> _WORK TO DO_: Print all the records exactly, please.

> _DATA FOR THE TASK_:
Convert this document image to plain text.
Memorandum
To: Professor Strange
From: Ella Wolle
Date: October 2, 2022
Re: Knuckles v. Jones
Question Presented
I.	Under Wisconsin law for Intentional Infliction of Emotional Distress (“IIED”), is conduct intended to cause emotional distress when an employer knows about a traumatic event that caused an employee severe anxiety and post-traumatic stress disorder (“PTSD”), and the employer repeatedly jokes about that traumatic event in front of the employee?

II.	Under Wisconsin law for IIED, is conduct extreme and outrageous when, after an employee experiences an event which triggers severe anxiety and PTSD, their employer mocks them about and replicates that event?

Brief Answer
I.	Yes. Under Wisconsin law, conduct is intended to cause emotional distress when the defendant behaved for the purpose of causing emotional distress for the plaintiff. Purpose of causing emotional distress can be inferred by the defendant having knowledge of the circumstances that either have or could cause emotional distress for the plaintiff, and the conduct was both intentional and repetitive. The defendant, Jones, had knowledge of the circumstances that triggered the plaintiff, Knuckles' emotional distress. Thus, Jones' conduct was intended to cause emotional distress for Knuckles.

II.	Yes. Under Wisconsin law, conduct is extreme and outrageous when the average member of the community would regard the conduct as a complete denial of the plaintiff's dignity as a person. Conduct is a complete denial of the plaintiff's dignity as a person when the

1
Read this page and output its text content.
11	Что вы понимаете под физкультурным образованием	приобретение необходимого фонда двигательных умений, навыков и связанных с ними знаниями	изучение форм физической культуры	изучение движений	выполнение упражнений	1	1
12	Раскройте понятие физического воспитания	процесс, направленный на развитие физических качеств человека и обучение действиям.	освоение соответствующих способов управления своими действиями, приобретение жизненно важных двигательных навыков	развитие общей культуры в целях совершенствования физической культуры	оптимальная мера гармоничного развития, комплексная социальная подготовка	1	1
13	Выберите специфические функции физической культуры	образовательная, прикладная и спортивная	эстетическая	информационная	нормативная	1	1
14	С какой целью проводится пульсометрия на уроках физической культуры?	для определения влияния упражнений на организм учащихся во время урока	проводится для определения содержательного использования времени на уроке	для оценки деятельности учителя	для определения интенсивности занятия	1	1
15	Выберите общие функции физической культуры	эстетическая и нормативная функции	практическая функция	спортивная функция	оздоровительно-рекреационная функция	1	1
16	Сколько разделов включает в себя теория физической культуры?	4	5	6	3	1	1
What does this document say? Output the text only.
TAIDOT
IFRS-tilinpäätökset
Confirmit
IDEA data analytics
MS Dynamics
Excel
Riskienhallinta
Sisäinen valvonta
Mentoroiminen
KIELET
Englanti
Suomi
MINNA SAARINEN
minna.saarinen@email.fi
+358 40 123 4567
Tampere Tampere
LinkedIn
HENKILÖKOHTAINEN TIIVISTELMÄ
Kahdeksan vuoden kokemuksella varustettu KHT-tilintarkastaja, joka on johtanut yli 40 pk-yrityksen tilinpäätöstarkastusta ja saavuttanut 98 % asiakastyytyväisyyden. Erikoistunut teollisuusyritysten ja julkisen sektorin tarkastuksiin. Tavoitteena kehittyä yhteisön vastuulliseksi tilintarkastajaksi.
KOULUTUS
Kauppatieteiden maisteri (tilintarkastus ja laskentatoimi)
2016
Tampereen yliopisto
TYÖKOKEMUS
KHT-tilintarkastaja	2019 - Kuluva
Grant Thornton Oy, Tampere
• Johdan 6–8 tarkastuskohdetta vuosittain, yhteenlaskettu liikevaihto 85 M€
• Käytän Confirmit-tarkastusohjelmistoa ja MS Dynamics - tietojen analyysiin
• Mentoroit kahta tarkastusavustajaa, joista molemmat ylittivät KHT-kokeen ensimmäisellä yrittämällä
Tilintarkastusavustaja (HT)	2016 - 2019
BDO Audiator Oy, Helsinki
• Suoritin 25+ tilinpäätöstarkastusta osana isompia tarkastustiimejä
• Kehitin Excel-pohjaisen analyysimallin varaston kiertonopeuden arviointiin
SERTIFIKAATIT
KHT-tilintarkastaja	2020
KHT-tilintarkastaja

> _SOLUTION BELOW_:
Convert this document image to plain text.
Memorandum
To: Professor Strange
From: Ella Wolle
Date: October 2, 2022
Re: Knuckles v. Jones
Question Presented
I.	Under Wisconsin law for Intentional Infliction of Emotional Distress (“IIED”), is conduct intended to cause emotional distress when an employer knows about a traumatic event that caused an employee severe anxiety and post-traumatic stress disorder (“PTSD”), and the employer repeatedly jokes about that traumatic event in front of the employee?

II.	Under Wisconsin law for IIED, is conduct extreme and outrageous when, after an employee experiences an event which triggers severe anxiety and PTSD, their employer mocks them about and replicates that event?

Brief Answer
I.	Yes. Under Wisconsin law, conduct is intended to cause emotional distress when the defendant behaved for the purpose of causing emotional distress for the plaintiff. Purpose of causing emotional distress can be inferred by the defendant having knowledge of the circumstances that either have or could cause emotional distress for the plaintiff, and the conduct was both intentional and repetitive. The defendant, Jones, had knowledge of the circumstances that triggered the plaintiff, Knuckles' emotional distress. Thus, Jones' conduct was intended to cause emotional distress for Knuckles.

II.	Yes. Under Wisconsin law, conduct is extreme and outrageous when the average member of the community would regard the conduct as a complete denial of the plaintiff's dignity as a person. Conduct is a complete denial of the plaintiff's dignity as a person when the

1
Read this page and output its text content.
11	Что вы понимаете под физкультурным образованием	приобретение необходимого фонда двигательных умений, навыков и связанных с ними знаниями	изучение форм физической культуры	изучение движений	выполнение упражнений	1	1
12	Раскройте понятие физического воспитания	процесс, направленный на развитие физических качеств человека и обучение действиям.	освоение соответствующих способов управления своими действиями, приобретение жизненно важных двигательных навыков	развитие общей культуры в целях совершенствования физической культуры	оптимальная мера гармоничного развития, комплексная социальная подготовка	1	1
13	Выберите специфические функции физической культуры	образовательная, прикладная и спортивная	эстетическая	информационная	нормативная	1	1
14	С какой целью проводится пульсометрия на уроках физической культуры?	для определения влияния упражнений на организм учащихся во время урока	проводится для определения содержательного использования времени на уроке	для оценки деятельности учителя	для определения интенсивности занятия	1	1
15	Выберите общие функции физической культуры	эстетическая и нормативная функции	практическая функция	спортивная функция	оздоровительно-рекреационная функция	1	1
16	Сколько разделов включает в себя теория физической культуры?	4	5	6	3	1	1
What does this document say? Output the text only.
TAIDOT
IFRS-tilinpäätökset
Confirmit
IDEA data analytics
MS Dynamics
Excel
Riskienhallinta
Sisäinen valvonta
Mentoroiminen
KIELET
Englanti
Suomi
MINNA SAARINEN
minna.saarinen@email.fi
+358 40 123 4567
Tampere Tampere
LinkedIn
HENKILÖKOHTAINEN TIIVISTELMÄ
Kahdeksan vuoden kokemuksella varustettu KHT-tilintarkastaja, joka on johtanut yli 40 pk-yrityksen tilinpäätöstarkastusta ja saavuttanut 98 % asiakastyytyväisyyden. Erikoistunut teollisuusyritysten ja julkisen sektorin tarkastuksiin. Tavoitteena kehittyä yhteisön vastuulliseksi tilintarkastajaksi.
KOULUTUS
Kauppatieteiden maisteri (tilintarkastus ja laskentatoimi)
2016
Tampereen yliopisto
TYÖKOKEMUS
KHT-tilintarkastaja	2019 - Kuluva
Grant Thornton Oy, Tampere
• Johdan 6–8 tarkastuskohdetta vuosittain, yhteenlaskettu liikevaihto 85 M€
• Käytän Confirmit-tarkastusohjelmistoa ja MS Dynamics - tietojen analyysiin
• Mentoroit kahta tarkastusavustajaa, joista molemmat ylittivät KHT-kokeen ensimmäisellä yrittämällä
Tilintarkastusavustaja (HT)	2016 - 2019
BDO Audiator Oy, Helsinki
• Suoritin 25+ tilinpäätöstarkastusta osana isompia tarkastustiimejä
• Kehitin Excel-pohjaisen analyysimallin varaston kiertonopeuden arviointiin
SERTIFIKAATIT
KHT-tilintarkastaja	2020
KHT-tilintarkastaja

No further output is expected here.